### What is required
Extract all lines that hold "ylabel" from the records below.

## BEGIN Input records

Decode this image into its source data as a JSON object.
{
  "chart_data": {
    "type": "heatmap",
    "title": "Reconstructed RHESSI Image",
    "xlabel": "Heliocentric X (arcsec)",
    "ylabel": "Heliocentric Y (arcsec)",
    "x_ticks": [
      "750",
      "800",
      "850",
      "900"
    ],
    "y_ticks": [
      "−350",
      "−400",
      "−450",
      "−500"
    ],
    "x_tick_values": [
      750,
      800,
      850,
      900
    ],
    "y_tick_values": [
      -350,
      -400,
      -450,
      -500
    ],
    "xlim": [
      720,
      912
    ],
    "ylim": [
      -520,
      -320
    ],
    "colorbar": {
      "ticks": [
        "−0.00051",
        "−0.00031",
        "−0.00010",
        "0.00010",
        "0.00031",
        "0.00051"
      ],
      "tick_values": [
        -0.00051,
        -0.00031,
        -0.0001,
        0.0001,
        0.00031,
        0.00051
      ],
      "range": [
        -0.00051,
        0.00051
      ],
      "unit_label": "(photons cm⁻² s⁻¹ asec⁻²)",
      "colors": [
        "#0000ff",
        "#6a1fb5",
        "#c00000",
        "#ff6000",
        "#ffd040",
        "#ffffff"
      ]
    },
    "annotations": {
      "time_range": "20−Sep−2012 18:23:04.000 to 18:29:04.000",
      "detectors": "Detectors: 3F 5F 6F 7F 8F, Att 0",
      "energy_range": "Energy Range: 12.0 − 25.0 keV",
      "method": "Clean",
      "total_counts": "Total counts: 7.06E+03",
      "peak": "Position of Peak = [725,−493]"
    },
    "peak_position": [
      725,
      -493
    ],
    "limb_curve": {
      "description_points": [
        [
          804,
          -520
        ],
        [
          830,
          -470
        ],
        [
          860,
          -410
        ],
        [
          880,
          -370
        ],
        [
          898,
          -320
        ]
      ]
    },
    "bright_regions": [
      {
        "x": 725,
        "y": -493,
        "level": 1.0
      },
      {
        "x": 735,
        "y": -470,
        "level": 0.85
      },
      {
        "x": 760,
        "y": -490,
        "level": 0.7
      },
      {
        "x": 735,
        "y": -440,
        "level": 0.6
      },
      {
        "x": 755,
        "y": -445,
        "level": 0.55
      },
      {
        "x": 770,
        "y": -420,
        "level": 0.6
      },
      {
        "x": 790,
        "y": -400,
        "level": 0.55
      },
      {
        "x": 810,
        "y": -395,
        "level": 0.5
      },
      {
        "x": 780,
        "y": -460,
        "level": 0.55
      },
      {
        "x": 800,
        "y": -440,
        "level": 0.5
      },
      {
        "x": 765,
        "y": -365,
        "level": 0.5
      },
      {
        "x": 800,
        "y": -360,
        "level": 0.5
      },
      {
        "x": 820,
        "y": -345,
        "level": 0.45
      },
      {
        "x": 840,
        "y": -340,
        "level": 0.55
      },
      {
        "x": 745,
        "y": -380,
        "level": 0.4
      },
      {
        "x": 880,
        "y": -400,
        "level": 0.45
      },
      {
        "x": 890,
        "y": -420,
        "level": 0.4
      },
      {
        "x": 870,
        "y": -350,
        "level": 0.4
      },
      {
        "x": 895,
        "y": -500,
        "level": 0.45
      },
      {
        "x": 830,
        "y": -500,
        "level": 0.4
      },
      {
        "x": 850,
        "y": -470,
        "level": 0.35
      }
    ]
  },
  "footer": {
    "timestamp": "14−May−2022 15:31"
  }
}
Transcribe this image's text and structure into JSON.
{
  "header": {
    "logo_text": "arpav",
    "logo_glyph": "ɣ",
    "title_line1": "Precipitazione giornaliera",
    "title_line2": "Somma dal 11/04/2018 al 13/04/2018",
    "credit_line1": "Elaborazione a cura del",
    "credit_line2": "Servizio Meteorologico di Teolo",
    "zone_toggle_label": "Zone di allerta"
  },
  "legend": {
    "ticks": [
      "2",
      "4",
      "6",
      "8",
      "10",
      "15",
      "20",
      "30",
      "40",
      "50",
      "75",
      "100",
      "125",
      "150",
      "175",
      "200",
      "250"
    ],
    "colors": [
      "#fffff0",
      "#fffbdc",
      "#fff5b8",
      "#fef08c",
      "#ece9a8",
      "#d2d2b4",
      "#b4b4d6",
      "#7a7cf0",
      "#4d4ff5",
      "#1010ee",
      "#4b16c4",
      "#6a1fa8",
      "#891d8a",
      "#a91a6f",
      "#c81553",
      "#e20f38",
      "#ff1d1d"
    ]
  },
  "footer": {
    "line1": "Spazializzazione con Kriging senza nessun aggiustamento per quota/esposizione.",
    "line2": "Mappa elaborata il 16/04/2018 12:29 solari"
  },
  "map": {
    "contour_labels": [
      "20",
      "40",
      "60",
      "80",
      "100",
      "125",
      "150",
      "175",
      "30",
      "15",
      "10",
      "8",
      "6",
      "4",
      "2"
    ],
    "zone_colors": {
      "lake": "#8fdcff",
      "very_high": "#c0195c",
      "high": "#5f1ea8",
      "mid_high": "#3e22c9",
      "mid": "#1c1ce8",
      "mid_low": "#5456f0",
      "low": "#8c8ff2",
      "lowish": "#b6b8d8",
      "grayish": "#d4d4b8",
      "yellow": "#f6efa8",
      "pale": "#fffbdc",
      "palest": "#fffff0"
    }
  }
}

## END Input records
## BEGIN Input records

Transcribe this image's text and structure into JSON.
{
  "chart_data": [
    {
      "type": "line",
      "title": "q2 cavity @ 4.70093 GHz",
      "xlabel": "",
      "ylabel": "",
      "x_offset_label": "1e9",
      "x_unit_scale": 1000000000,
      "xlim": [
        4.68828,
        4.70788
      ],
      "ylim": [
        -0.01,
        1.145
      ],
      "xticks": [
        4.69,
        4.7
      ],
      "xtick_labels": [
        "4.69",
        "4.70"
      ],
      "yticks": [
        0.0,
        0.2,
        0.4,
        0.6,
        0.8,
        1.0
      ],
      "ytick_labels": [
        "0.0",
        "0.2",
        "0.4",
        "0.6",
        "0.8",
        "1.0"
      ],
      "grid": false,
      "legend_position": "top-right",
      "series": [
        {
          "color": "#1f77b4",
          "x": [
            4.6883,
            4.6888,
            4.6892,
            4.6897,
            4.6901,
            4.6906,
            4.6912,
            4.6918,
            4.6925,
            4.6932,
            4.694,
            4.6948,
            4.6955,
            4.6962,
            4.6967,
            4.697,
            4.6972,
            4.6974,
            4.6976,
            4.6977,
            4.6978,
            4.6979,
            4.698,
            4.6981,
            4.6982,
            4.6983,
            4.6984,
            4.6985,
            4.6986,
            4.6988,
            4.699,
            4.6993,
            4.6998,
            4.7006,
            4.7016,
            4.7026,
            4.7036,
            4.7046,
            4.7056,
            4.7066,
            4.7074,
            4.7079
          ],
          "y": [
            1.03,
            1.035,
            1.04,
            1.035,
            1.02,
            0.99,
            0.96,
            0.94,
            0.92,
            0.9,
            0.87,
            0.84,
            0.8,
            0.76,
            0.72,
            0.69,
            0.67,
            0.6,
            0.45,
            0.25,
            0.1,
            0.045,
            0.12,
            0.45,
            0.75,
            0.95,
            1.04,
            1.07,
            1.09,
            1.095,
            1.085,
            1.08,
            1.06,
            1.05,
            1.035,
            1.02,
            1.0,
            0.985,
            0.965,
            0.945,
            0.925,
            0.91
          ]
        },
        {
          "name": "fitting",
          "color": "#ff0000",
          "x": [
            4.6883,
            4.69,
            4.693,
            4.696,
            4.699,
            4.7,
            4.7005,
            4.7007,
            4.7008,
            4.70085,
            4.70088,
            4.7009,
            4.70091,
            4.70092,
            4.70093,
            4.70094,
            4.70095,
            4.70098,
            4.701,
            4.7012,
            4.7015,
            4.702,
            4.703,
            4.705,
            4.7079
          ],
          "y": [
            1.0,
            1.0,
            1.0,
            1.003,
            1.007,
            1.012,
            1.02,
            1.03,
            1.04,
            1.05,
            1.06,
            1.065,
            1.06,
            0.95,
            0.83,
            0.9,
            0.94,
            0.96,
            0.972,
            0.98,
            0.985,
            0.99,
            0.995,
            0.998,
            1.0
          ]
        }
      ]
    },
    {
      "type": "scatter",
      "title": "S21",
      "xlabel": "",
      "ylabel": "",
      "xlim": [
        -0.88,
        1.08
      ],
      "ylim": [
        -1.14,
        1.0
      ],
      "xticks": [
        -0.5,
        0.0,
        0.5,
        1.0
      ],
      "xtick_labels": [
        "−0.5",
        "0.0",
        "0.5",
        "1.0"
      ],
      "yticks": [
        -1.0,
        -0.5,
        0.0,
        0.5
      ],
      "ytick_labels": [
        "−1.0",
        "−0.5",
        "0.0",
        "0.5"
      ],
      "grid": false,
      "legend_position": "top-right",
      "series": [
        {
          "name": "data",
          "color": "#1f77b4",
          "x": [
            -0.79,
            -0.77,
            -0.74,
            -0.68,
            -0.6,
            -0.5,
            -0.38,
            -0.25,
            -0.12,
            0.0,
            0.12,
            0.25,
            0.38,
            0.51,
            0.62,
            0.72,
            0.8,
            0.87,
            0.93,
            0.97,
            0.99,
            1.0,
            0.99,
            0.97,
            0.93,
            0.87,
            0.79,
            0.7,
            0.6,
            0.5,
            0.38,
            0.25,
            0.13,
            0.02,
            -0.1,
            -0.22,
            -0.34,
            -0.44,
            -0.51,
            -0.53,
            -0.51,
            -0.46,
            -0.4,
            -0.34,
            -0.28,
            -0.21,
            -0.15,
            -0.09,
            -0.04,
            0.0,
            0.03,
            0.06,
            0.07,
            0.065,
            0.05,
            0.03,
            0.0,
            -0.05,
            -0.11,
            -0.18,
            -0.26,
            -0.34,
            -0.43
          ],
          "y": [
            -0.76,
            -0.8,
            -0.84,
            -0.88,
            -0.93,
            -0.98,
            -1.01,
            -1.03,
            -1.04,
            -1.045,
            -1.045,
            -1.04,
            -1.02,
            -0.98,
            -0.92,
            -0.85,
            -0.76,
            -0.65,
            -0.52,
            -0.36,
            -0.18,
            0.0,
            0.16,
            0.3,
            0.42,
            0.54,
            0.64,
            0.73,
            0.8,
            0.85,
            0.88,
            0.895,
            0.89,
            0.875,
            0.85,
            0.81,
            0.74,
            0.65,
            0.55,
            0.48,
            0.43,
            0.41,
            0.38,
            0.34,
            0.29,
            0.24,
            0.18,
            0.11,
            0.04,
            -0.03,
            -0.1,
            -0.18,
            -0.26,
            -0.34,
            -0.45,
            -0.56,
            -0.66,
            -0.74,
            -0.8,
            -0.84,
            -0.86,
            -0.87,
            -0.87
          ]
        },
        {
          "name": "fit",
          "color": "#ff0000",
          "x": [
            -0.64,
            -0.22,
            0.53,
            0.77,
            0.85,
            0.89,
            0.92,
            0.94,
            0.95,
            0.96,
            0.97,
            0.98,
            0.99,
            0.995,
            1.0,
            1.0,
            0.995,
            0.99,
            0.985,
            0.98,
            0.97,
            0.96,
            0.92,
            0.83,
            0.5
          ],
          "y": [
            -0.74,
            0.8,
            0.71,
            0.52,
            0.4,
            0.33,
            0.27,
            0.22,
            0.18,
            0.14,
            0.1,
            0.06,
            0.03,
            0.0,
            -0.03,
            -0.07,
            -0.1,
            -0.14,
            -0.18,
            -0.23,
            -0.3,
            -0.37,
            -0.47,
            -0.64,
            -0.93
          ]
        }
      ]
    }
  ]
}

## END Input records
## BEGIN Input records

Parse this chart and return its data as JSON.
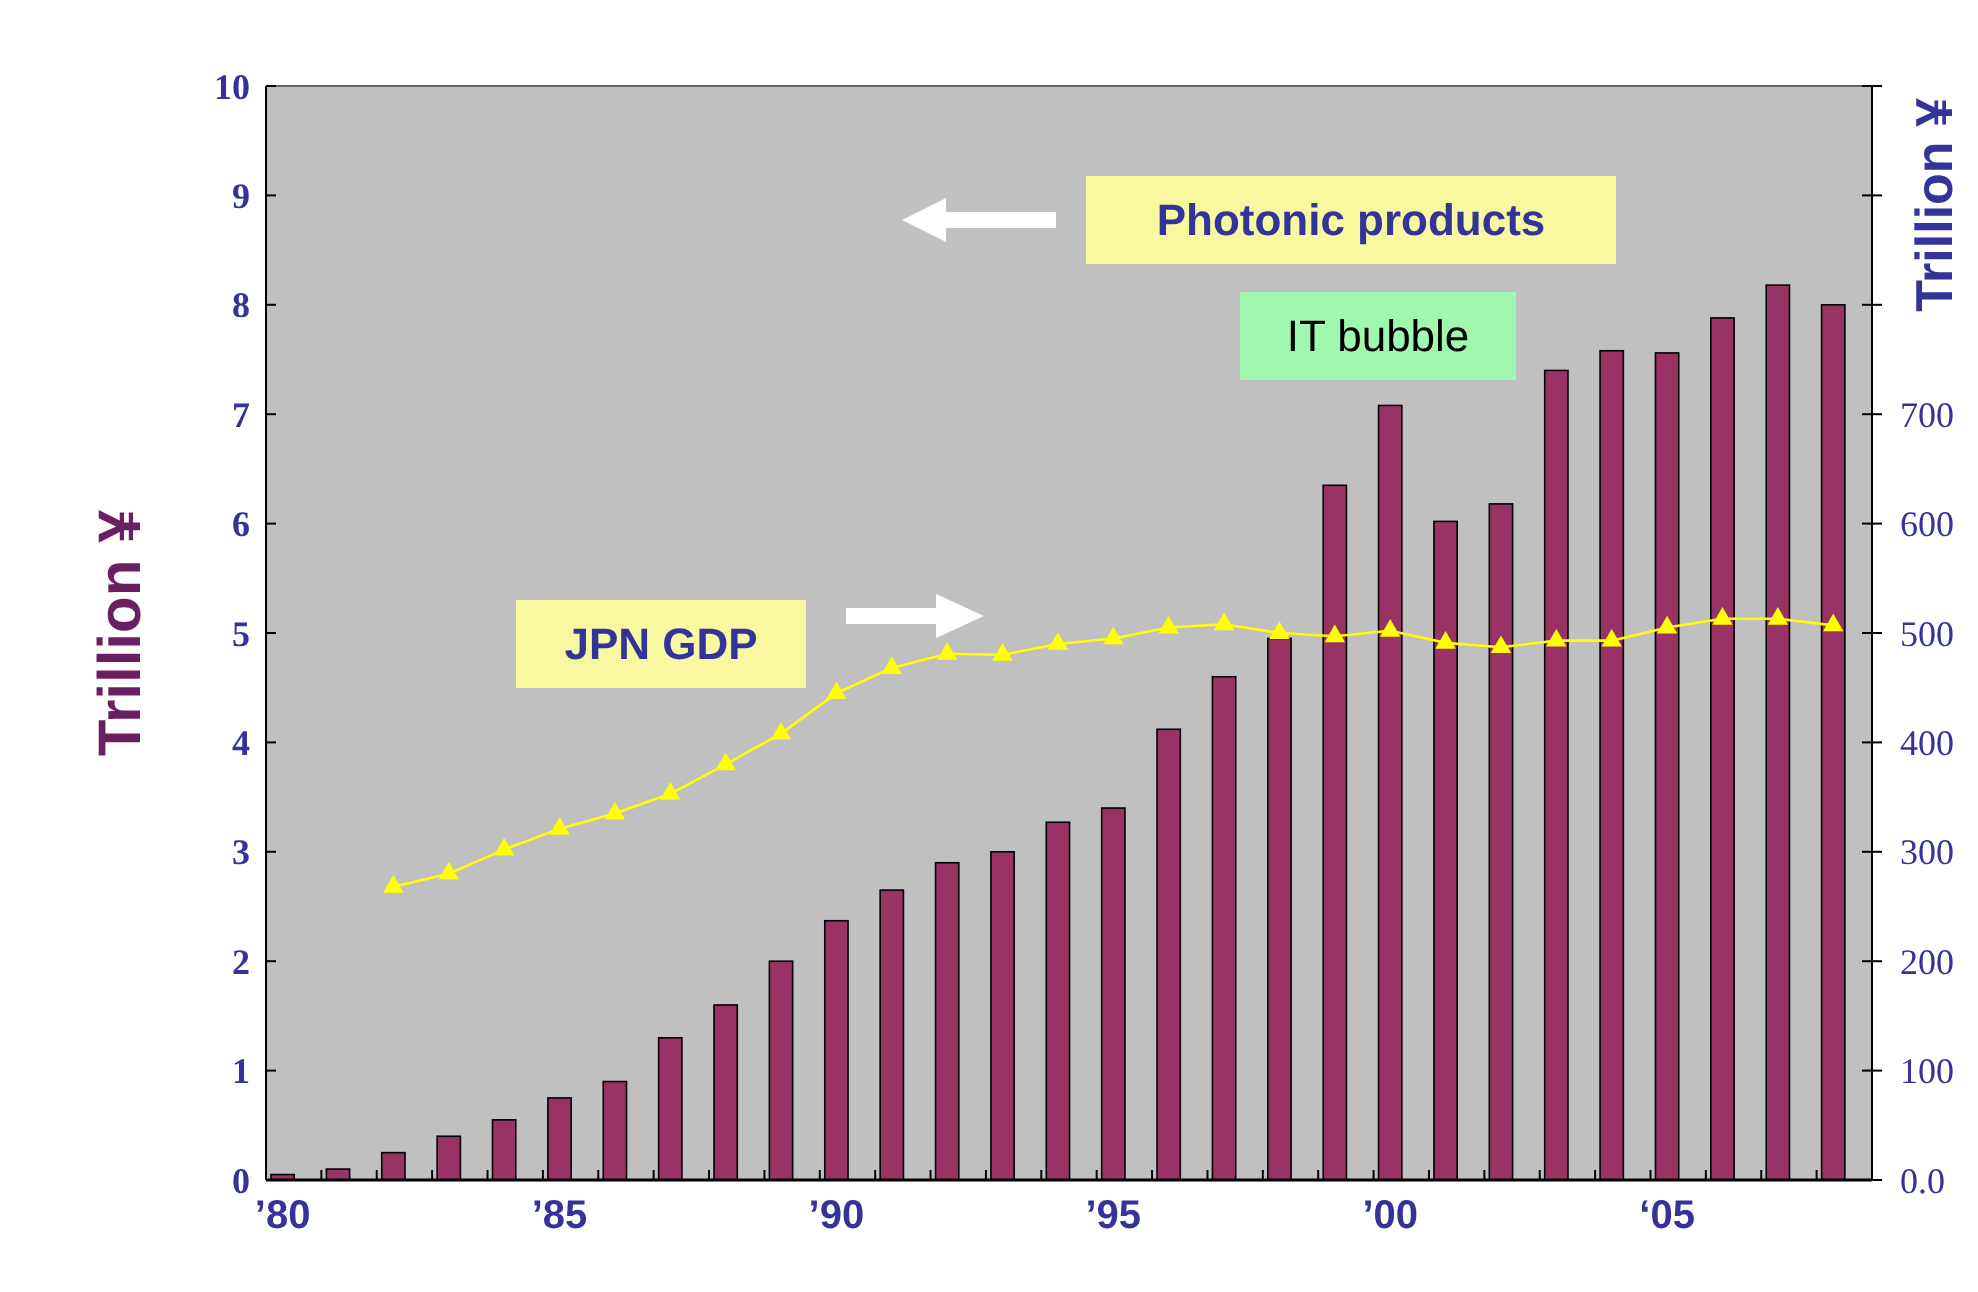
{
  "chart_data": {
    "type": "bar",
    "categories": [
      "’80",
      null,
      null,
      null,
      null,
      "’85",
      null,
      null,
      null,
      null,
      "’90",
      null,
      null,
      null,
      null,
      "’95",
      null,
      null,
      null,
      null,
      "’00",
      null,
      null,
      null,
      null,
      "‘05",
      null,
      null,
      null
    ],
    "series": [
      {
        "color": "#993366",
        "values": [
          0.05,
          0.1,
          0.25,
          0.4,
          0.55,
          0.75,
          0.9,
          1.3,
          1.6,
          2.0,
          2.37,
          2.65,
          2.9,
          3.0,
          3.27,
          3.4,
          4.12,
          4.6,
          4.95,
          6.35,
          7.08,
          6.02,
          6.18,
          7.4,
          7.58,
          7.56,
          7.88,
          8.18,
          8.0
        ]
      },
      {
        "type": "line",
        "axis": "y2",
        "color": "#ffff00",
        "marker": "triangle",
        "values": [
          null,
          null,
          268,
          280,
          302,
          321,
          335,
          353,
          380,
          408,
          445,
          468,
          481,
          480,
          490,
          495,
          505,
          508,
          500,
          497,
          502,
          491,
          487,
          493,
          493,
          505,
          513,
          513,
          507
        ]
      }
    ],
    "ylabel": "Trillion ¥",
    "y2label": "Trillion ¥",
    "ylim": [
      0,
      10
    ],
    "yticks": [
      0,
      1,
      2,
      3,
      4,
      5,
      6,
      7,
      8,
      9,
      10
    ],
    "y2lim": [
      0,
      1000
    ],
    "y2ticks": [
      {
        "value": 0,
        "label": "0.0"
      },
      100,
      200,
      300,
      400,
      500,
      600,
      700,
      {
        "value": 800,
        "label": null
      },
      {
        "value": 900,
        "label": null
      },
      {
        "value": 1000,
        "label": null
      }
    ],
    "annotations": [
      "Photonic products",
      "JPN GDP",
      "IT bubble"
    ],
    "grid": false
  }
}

## END Input records

### Response
    "ylabel": "Heliocentric Y (arcsec)",
      "ylabel": "",
      "ylabel": "",
    "ylabel": "Trillion ¥",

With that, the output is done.